## [Task statement]
Copy every line of the following data that includes the string "will".

— Begin —

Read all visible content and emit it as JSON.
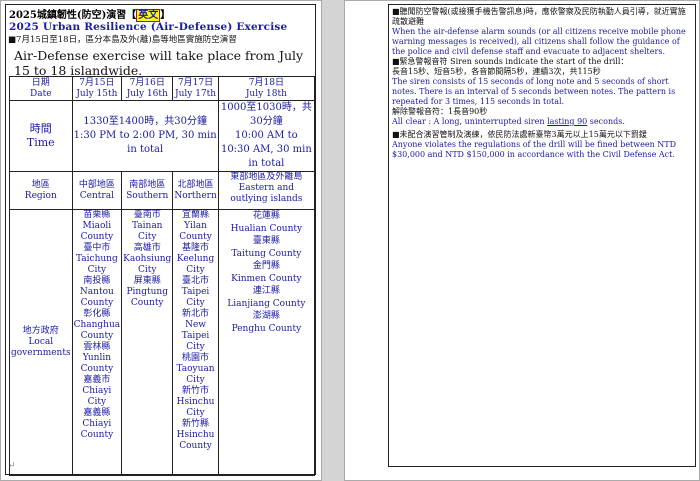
{
  "page1": {
    "title_cn": "2025城鎮韌性(防空)演習",
    "title_tag": "英文",
    "title_en": "2025 Urban Resilience (Air-Defense) Exercise",
    "intro_cn": "■7月15日至18日，區分本島及外(離)島等地區實施防空演習",
    "intro_en": "Air-Defense exercise will take place from July 15 to 18 islandwide.",
    "table": {
      "col_date_cn": "日期",
      "col_date_en": "Date",
      "dates": [
        {
          "cn": "7月15日",
          "en": "July 15th"
        },
        {
          "cn": "7月16日",
          "en": "July 16th"
        },
        {
          "cn": "7月17日",
          "en": "July 17th"
        },
        {
          "cn": "7月18日",
          "en": "July 18th"
        }
      ],
      "time_cn": "時間",
      "time_en": "Time",
      "time_a_cn": "1330至1400時，共30分鐘",
      "time_a_en": "1:30 PM to 2:00 PM, 30 min in total",
      "time_b_cn": "1000至1030時，共30分鐘",
      "time_b_en": "10:00 AM to 10:30 AM, 30 min in total",
      "region_cn": "地區",
      "region_en": "Region",
      "regions": [
        {
          "cn": "中部地區",
          "en": "Central"
        },
        {
          "cn": "南部地區",
          "en": "Southern"
        },
        {
          "cn": "北部地區",
          "en": "Northern"
        },
        {
          "cn": "東部地區及外離島",
          "en": "Eastern and outlying islands"
        }
      ],
      "gov_cn": "地方政府",
      "gov_en": "Local governments",
      "central": "苗栗縣\nMiaoli County\n臺中市\nTaichung City\n南投縣\nNantou County\n彰化縣\nChanghua County\n雲林縣\nYunlin County\n嘉義市\nChiayi City\n嘉義縣\nChiayi County",
      "southern": "臺南市\nTainan City\n高雄市\nKaohsiung City\n屏東縣\nPingtung County",
      "northern": "宜蘭縣\nYilan County\n基隆市\nKeelung City\n臺北市\nTaipei City\n新北市\nNew Taipei City\n桃園市\nTaoyuan City\n新竹市\nHsinchu City\n新竹縣\nHsinchu County",
      "eastern": "花蓮縣\nHualian County\n臺東縣\nTaitung County\n金門縣\nKinmen County\n連江縣\nLianjiang County\n澎湖縣\nPenghu County"
    }
  },
  "page2": {
    "p1_cn": "■聽聞防空警報(或接獲手機告警訊息)時，應依警察及民防執勤人員引導，就近實施疏散避難",
    "p1_en": "When the air-defense alarm sounds (or all citizens receive mobile phone warning messages is received), all citizens shall follow the guidance of the police and civil defense staff and evacuate to adjacent shelters.",
    "p2_cn": "■緊急警報音符 Siren sounds indicate the start of the drill：",
    "p2_cn2": "長音15秒、短音5秒，各音節間隔5秒，連續3次，共115秒",
    "p2_en": "The siren consists of 15 seconds of long note and 5 seconds of short notes. There is an interval of 5 seconds between notes. The pattern is repeated for 3 times, 115 seconds in total.",
    "p3_cn": "解除警報音符：1長音90秒",
    "p3_en_a": "All clear : A long, uninterrupted siren ",
    "p3_en_u": "lasting  90",
    "p3_en_b": " seconds.",
    "p4_cn": "■未配合演習管制及演練，依民防法處新臺幣3萬元以上15萬元以下罰鍰",
    "p4_en": "Anyone violates the regulations of the drill will be fined between NTD $30,000 and NTD $150,000 in accordance with the Civil Defense Act."
  }
}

— End —

## [Exercise answer]
    "intro_en": "Air-Defense exercise will take place from July 15 to 18 islandwide.",
    "p4_en": "Anyone violates the regulations of the drill will be fined between NTD $30,000 and NTD $150,000 in accordance with the Civil Defense Act."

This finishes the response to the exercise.